Data entries for graphics:
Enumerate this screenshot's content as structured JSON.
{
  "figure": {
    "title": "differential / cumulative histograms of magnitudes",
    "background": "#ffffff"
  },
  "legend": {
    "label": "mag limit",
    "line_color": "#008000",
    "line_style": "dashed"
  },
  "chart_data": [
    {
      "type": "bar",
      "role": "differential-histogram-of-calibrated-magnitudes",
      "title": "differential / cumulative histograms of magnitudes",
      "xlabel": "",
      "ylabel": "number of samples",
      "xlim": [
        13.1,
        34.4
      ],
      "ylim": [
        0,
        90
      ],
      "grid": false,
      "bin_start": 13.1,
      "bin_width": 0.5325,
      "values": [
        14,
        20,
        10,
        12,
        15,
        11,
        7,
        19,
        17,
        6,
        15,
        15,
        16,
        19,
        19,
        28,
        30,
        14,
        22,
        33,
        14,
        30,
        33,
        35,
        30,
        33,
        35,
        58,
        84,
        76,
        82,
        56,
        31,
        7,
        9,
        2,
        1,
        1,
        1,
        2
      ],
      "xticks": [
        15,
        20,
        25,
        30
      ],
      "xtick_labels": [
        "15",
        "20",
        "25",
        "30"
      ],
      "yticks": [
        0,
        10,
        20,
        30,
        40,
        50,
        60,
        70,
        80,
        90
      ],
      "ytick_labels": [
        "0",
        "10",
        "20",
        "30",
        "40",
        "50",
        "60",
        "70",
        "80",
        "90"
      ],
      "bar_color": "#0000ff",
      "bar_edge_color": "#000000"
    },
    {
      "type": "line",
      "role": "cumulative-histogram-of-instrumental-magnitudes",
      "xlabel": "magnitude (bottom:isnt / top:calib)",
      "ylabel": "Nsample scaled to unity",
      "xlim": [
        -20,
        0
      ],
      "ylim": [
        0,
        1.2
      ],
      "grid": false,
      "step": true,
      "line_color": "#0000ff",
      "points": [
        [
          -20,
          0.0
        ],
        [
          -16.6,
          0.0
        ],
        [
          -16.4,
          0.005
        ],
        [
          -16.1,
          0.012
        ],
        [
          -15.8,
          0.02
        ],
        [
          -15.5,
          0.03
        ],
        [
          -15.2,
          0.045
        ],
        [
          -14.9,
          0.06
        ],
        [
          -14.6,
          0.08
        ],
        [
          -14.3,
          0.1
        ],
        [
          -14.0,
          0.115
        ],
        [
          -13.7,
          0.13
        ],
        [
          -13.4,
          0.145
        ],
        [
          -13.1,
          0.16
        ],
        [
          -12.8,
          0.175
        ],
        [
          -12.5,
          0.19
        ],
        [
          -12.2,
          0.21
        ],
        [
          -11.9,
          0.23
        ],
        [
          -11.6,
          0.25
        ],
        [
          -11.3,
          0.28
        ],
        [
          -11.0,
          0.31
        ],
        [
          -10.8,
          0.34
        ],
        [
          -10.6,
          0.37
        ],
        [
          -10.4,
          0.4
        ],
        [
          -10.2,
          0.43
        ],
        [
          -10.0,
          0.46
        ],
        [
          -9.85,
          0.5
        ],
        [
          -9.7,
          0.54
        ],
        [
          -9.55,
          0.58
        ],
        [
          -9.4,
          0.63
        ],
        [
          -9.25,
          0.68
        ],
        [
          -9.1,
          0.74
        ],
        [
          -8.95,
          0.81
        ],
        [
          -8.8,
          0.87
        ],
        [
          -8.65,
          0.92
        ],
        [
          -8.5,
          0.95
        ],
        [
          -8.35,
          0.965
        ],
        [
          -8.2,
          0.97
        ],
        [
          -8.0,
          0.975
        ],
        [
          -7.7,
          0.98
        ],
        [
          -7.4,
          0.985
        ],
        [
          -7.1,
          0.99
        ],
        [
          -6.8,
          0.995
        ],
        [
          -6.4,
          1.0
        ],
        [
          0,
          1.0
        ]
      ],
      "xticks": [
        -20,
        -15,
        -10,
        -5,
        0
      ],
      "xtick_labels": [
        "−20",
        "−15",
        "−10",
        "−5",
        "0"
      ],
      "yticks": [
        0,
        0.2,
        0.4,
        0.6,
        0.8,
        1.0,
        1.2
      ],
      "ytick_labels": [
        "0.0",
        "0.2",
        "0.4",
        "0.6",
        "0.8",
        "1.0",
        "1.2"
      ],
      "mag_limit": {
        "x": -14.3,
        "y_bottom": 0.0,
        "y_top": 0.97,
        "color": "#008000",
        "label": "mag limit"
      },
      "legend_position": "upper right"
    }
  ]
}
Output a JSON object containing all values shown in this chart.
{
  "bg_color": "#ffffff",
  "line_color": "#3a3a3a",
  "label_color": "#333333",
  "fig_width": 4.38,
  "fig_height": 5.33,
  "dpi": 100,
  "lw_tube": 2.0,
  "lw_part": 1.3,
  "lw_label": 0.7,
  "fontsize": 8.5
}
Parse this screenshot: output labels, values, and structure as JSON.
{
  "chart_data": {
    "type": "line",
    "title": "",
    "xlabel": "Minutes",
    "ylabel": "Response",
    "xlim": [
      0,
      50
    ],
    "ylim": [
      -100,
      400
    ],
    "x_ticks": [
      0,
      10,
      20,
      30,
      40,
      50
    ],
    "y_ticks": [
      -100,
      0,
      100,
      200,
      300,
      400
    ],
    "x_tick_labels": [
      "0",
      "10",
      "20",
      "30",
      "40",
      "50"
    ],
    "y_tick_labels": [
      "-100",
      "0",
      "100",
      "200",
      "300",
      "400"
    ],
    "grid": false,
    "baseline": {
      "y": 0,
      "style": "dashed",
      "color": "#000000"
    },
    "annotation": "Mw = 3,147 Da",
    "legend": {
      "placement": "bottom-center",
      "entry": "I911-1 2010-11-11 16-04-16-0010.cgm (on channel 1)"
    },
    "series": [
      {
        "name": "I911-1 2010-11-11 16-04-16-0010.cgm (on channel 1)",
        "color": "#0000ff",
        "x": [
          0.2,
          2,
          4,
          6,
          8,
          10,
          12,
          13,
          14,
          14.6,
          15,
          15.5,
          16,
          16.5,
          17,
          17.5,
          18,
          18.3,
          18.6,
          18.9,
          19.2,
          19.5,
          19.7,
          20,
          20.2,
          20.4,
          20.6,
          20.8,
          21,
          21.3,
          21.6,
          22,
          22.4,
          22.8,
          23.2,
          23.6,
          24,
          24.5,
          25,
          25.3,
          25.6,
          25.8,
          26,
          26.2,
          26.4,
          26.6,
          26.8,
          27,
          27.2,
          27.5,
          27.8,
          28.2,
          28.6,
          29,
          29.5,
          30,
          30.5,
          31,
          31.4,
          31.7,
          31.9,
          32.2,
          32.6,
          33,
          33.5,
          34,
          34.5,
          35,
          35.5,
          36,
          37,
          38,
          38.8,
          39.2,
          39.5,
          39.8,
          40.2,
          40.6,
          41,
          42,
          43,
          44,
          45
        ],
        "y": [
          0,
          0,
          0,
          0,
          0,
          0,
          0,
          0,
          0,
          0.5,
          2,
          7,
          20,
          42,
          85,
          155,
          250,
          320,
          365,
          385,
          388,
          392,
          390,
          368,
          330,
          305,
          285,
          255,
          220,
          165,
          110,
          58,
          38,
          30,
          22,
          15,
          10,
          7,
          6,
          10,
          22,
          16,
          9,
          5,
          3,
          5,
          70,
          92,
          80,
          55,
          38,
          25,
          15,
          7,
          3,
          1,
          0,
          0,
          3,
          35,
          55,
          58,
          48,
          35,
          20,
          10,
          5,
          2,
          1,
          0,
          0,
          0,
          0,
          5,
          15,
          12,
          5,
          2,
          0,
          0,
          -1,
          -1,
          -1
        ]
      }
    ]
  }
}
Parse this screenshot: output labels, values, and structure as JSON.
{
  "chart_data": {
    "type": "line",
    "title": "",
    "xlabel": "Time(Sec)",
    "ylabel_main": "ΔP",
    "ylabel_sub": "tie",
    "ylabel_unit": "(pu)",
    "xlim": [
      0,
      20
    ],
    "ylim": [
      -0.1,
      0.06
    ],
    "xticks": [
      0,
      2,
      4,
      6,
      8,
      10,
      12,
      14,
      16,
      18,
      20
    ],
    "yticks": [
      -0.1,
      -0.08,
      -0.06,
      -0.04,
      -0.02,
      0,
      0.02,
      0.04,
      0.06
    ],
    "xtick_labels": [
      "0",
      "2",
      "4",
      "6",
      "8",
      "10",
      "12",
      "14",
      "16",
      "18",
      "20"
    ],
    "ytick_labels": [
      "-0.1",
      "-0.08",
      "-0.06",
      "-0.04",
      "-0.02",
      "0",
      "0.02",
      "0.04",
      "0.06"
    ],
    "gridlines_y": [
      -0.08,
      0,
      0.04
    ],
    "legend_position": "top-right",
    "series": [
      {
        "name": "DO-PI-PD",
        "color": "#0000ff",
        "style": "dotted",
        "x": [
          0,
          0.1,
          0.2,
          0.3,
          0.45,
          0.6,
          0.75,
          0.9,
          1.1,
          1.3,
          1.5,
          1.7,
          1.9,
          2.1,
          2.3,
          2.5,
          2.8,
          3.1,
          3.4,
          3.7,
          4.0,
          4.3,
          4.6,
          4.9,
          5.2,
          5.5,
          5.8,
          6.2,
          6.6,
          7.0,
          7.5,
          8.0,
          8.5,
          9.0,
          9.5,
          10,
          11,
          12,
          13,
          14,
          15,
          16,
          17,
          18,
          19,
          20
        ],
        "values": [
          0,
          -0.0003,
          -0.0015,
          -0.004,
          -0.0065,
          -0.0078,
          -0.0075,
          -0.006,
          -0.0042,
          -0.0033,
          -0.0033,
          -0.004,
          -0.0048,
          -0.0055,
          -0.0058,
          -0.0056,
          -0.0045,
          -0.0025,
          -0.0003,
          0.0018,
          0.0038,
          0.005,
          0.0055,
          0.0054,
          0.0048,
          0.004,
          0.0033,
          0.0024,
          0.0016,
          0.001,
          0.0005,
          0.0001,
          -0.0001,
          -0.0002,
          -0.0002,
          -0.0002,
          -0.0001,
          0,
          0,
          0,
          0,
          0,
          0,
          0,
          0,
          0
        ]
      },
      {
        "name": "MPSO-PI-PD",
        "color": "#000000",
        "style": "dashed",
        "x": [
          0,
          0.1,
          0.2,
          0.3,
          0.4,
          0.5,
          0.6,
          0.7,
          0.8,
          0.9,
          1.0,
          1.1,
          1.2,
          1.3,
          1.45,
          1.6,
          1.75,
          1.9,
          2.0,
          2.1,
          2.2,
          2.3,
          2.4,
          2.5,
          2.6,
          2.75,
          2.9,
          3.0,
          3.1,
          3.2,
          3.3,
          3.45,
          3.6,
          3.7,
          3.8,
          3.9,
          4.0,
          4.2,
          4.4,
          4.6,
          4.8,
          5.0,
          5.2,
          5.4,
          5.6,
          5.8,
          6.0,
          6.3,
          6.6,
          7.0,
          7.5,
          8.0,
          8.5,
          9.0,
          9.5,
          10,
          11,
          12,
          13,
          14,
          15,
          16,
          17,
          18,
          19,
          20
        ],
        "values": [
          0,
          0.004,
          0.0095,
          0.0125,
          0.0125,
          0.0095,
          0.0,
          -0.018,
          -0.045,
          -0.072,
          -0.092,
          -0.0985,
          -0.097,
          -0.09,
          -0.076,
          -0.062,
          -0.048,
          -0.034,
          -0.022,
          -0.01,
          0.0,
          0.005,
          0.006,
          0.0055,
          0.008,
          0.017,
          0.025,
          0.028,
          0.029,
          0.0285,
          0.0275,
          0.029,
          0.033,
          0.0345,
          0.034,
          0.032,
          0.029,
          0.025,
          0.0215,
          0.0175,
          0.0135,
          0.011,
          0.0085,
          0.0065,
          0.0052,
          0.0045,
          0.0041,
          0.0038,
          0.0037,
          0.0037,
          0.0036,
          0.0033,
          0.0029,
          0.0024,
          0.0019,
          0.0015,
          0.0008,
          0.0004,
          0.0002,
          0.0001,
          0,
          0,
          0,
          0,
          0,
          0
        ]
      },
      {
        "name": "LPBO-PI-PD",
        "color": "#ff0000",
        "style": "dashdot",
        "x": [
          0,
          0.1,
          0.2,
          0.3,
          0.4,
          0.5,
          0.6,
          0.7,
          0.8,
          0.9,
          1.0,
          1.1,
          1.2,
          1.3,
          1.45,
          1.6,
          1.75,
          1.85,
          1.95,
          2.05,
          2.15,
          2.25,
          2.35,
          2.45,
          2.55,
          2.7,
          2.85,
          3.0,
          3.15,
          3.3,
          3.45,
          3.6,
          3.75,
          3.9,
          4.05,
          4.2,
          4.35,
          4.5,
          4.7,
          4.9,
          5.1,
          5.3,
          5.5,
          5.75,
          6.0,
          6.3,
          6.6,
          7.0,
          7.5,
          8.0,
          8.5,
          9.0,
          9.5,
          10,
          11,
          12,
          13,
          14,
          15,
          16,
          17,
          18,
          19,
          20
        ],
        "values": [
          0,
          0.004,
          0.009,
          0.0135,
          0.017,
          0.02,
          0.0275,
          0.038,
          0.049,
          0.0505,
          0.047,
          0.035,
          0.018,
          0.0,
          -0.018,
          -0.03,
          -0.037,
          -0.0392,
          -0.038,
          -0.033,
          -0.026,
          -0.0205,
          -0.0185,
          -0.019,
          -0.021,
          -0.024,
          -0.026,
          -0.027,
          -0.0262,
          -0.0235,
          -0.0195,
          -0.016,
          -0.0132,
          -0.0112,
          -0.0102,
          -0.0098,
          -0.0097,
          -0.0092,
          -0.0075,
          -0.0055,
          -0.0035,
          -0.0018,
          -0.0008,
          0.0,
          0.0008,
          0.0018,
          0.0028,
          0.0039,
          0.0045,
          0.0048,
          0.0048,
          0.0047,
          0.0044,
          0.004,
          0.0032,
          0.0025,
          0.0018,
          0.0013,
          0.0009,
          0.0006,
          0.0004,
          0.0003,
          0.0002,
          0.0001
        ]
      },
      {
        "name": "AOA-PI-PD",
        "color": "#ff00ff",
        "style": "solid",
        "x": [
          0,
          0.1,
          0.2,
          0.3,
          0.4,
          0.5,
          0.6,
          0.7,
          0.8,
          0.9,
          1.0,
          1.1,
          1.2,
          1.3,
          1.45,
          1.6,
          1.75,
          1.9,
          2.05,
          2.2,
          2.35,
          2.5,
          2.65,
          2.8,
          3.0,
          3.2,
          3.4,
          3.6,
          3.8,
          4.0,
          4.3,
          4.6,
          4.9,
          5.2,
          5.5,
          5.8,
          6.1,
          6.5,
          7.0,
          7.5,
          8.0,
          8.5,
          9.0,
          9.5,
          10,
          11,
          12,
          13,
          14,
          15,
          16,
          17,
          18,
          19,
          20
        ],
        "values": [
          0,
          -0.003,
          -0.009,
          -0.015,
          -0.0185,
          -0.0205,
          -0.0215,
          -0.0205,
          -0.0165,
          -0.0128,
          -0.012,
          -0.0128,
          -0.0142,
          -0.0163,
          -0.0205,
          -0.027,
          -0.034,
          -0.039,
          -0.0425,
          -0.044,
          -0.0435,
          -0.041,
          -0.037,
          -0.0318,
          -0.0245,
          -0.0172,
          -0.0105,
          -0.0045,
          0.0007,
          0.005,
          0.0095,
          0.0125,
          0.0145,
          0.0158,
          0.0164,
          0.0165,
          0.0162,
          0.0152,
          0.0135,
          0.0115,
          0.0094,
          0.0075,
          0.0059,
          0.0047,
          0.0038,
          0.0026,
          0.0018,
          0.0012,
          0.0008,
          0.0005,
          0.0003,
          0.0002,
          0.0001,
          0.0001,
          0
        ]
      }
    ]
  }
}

SET EXERCISE —
Copy every line of the material in which the word "differential" occurs.

OUTPUT FOR THIS TASK —
    "title": "differential / cumulative histograms of magnitudes",
      "role": "differential-histogram-of-calibrated-magnitudes",
      "title": "differential / cumulative histograms of magnitudes",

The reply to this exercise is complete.